Your assignment: Could you reproduce the AI Gateway proxy excerpt below in full, character for character?
** Opening Selected excerpt block **
Here is the overview of the request flow:

flowchart LR
    subgraph AIGateway
        Proxy["Proxy"]
    end

    subgraph Provider1["Anthropic"]
    direction LR
    Model1(["Claude 2.1"])
    end

    subgraph Provider2["VertexAI"]
    direction LR
    Model2(["text-bison"])
    end

  subgraph SM or SaaS GitLab
    DuoFeatureA["Duo feature A"]
    DuoFeatureB["Duo feature B"]
  end

  DuoFeatureA -- POST /v1/proxy/anthropic/v1/complete --- Proxy
  DuoFeatureB -- POST /v1/proxy/vertex-ai/v1/text-bison:predict --- Proxy
  Proxy -- POST /v1/complete --- Provider1
  Proxy -- POST /v1/text-bison:predict --- Provider2

Anthropic

Expose the following HTTP/1.1 endpoint in AI Gateway:

POST /v1/proxy/anthropic/(*path)

path can be forwarded to the folloinwg endpoints:

Vertex AI

Expose the following HTTP/1.1 endpoint in AI Gateway:

POST /v1/proxy/vertex-ai/(*path)

path can be forwarded to the following endpoints:

  • /v1/{endpoint}:predict
    • endpoint must be one of: chat-bison, code-bison, codechat-bison, text-bison, textembedding-gecko@003.

Common behavior

  • Request body is sent to AI providers as-is.
  • Request headers are filtered/replaced by AI Gateway accordingly e.g. Allow only accept, content-type, anthropic-version and filter out the rest. x-api-key is added.
  • Response body is returned to clients as-is.
** Closing Selected excerpt block **
** Opening Dataset excerpts block **
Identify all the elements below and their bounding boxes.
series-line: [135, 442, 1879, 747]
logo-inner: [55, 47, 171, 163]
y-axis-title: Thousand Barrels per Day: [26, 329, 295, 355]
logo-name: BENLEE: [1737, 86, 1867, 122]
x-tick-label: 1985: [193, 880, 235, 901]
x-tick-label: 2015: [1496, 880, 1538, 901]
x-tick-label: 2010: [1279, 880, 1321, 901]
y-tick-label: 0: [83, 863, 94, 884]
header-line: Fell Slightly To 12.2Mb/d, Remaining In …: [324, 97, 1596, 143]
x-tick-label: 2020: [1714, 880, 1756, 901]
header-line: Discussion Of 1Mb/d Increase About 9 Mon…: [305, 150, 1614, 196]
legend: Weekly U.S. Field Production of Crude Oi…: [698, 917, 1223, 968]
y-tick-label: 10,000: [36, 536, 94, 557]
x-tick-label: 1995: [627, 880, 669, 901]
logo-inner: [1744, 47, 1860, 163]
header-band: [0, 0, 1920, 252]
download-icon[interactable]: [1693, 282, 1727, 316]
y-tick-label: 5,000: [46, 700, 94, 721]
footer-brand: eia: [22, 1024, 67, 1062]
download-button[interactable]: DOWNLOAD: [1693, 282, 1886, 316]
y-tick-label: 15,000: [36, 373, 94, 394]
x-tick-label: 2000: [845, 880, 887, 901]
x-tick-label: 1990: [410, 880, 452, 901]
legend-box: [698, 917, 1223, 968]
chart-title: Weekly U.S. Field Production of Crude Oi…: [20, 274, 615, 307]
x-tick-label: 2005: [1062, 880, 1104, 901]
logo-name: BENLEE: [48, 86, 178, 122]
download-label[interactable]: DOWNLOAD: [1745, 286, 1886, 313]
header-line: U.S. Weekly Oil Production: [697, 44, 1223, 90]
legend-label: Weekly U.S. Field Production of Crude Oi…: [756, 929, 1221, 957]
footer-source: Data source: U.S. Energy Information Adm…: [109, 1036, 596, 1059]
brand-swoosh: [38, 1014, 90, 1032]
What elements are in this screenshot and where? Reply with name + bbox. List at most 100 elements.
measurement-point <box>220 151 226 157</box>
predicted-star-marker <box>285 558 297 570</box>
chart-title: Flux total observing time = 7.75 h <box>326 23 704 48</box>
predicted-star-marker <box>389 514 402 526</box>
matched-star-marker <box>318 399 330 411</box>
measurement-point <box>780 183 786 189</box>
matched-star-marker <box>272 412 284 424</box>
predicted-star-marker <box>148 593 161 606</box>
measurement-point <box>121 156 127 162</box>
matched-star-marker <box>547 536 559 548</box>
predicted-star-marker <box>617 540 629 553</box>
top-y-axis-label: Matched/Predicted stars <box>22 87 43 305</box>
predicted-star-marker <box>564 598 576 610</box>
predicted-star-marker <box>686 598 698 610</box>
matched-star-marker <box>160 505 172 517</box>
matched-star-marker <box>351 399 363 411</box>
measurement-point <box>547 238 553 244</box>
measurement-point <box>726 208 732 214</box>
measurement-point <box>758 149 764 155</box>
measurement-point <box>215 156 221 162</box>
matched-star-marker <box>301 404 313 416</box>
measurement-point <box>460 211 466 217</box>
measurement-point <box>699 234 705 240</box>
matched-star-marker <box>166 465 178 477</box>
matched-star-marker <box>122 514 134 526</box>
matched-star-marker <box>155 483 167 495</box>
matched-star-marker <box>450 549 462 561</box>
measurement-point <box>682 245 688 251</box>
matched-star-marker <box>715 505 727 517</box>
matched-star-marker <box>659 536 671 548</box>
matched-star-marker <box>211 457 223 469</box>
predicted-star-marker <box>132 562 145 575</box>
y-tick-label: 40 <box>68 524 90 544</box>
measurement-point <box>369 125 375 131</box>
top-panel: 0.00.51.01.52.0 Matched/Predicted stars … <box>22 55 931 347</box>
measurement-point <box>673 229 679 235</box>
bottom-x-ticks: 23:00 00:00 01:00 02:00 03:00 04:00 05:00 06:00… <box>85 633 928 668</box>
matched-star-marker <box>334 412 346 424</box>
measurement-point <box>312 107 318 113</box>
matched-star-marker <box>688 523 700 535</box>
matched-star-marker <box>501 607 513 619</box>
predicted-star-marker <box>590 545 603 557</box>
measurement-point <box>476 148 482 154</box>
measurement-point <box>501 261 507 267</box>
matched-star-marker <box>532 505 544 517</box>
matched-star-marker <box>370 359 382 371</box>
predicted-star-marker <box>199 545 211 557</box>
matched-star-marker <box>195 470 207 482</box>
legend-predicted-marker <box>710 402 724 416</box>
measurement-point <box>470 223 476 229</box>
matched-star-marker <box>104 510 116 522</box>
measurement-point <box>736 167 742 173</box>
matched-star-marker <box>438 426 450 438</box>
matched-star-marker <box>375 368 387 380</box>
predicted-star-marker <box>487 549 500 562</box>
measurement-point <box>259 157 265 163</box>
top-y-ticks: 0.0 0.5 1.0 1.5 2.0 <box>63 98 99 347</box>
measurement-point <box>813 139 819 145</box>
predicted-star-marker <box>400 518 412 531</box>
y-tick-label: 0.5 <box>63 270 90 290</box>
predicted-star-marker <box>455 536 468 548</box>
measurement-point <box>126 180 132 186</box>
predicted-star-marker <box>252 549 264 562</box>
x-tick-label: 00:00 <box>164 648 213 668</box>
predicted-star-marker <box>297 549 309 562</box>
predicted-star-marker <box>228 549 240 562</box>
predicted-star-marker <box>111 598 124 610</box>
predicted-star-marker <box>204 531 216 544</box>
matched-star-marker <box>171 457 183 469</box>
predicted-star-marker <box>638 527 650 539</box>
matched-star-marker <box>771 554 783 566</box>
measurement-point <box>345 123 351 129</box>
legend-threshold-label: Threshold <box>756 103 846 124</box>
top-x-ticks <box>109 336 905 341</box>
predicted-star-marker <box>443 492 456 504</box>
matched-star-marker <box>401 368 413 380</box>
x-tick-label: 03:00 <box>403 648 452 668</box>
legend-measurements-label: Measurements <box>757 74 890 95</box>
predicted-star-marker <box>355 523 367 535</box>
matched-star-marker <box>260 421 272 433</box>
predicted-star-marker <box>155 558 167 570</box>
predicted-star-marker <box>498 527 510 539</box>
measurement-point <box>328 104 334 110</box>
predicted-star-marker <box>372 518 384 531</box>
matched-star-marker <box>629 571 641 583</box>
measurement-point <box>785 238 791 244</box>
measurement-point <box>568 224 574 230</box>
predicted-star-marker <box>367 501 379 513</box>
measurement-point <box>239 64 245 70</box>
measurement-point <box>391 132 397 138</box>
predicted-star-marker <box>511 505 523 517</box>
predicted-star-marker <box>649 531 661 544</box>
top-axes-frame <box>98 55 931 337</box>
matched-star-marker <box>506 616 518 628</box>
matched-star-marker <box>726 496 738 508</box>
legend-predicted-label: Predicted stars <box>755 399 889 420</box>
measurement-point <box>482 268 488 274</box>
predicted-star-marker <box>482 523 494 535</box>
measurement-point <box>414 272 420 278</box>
** Closing Dataset excerpts block **
Reply:
Here is the overview of the request flow:

flowchart LR
    subgraph AIGateway
        Proxy["Proxy"]
    end

    subgraph Provider1["Anthropic"]
    direction LR
    Model1(["Claude 2.1"])
    end

    subgraph Provider2["VertexAI"]
    direction LR
    Model2(["text-bison"])
    end

  subgraph SM or SaaS GitLab
    DuoFeatureA["Duo feature A"]
    DuoFeatureB["Duo feature B"]
  end

  DuoFeatureA -- POST /v1/proxy/anthropic/v1/complete --- Proxy
  DuoFeatureB -- POST /v1/proxy/vertex-ai/v1/text-bison:predict --- Proxy
  Proxy -- POST /v1/complete --- Provider1
  Proxy -- POST /v1/text-bison:predict --- Provider2

Anthropic

Expose the following HTTP/1.1 endpoint in AI Gateway:

POST /v1/proxy/anthropic/(*path)

path can be forwarded to the folloinwg endpoints:

Vertex AI

Expose the following HTTP/1.1 endpoint in AI Gateway:

POST /v1/proxy/vertex-ai/(*path)

path can be forwarded to the following endpoints:

  • /v1/{endpoint}:predict
    • endpoint must be one of: chat-bison, code-bison, codechat-bison, text-bison, textembedding-gecko@003.

Common behavior

  • Request body is sent to AI providers as-is.
  • Request headers are filtered/replaced by AI Gateway accordingly e.g. Allow only accept, content-type, anthropic-version and filter out the rest. x-api-key is added.
  • Response body is returned to clients as-is.